Exercise instructions
Count lines holding the word "this". Only the number is wanted.

──────

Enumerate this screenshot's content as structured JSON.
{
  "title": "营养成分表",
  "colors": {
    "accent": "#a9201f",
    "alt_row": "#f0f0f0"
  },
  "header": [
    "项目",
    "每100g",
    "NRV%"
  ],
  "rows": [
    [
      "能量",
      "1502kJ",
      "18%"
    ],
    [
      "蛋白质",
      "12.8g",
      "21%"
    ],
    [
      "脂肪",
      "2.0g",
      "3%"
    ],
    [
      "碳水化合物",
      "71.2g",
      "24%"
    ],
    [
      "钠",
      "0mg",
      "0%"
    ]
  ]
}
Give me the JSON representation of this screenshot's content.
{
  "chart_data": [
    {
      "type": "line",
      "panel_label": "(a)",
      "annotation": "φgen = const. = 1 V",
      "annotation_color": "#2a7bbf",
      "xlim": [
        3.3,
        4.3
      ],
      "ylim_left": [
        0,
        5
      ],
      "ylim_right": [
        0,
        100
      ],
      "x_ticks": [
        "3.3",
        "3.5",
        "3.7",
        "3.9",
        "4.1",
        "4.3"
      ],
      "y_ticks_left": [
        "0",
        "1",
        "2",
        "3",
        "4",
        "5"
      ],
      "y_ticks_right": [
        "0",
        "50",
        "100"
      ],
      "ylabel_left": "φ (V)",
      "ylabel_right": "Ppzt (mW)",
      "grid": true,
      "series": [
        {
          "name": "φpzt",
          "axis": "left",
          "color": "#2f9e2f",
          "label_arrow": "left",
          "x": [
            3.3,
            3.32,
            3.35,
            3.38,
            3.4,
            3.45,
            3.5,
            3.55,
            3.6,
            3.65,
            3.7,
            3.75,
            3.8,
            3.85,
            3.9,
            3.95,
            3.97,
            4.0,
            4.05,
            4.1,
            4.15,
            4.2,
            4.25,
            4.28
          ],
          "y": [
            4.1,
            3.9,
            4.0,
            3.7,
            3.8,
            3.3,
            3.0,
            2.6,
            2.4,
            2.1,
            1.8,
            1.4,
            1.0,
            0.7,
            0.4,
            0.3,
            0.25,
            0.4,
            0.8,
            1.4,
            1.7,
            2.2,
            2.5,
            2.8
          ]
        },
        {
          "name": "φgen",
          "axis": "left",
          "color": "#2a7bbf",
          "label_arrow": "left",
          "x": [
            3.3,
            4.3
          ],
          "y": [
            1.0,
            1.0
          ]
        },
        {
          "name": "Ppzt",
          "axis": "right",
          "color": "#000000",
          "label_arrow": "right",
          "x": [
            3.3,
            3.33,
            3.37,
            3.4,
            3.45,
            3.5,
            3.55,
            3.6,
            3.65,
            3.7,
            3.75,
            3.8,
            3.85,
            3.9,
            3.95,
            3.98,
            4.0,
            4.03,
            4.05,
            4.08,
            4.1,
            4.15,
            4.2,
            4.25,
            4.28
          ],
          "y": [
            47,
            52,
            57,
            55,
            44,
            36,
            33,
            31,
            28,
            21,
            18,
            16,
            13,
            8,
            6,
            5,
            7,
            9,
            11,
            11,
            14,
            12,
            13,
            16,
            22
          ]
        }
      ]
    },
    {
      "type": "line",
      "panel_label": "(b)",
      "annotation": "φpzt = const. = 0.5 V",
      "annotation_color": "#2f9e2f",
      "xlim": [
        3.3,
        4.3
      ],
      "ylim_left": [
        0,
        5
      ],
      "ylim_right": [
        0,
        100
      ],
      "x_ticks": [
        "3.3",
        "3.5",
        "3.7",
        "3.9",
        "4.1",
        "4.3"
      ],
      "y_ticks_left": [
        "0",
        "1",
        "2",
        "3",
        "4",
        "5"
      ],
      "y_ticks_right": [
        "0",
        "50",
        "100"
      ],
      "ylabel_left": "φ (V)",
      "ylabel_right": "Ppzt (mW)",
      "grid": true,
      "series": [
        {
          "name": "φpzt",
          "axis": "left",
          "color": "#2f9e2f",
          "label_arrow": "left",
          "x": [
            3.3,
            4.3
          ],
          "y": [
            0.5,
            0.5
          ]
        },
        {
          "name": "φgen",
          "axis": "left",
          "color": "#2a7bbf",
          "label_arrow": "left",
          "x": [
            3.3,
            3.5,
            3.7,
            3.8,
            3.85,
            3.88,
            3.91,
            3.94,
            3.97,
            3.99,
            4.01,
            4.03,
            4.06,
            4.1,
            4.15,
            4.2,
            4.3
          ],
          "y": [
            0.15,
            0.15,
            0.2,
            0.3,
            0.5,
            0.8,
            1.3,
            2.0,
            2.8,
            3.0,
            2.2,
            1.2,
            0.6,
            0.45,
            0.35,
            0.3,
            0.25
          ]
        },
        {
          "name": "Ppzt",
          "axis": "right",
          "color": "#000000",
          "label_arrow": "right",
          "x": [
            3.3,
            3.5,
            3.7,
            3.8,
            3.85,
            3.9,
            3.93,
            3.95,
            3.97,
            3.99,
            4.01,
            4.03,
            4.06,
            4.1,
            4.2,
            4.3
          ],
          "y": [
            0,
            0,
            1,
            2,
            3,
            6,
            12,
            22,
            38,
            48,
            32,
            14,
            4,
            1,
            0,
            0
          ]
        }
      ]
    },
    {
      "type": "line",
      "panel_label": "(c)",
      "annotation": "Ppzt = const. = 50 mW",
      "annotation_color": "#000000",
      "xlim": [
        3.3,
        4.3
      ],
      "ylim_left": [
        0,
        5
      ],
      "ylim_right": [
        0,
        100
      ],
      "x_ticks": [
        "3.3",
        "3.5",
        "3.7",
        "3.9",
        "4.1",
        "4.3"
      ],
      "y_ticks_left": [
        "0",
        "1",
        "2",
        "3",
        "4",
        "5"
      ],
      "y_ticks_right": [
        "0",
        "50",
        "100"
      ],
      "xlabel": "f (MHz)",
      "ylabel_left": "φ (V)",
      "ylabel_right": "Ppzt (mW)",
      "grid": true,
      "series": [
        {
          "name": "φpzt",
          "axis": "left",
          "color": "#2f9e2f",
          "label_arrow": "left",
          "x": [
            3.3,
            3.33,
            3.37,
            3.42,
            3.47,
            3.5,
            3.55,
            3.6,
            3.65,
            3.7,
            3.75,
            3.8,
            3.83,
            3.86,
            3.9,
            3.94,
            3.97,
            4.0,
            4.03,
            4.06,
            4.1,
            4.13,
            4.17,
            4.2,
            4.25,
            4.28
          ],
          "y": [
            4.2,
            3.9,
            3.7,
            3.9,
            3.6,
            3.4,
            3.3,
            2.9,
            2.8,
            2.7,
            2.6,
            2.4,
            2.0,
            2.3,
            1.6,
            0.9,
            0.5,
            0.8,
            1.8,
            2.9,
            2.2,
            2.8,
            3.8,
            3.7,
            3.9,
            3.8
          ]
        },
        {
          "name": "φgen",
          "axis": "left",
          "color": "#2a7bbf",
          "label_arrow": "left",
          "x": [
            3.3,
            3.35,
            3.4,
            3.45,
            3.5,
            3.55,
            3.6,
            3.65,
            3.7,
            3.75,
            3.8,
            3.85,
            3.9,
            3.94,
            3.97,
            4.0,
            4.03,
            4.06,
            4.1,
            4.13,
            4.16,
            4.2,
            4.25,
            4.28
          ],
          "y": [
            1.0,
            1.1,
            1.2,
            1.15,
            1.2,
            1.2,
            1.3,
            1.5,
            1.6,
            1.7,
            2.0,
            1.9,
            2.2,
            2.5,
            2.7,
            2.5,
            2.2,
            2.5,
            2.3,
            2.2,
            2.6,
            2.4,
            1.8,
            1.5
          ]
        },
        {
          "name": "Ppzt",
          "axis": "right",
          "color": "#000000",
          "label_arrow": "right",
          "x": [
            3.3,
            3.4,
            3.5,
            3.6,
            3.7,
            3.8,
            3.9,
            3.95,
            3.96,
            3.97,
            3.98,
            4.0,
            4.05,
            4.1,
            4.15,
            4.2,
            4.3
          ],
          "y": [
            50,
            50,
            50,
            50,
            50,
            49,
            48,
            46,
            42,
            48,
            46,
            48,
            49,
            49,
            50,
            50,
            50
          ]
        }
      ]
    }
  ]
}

──────

Final result
2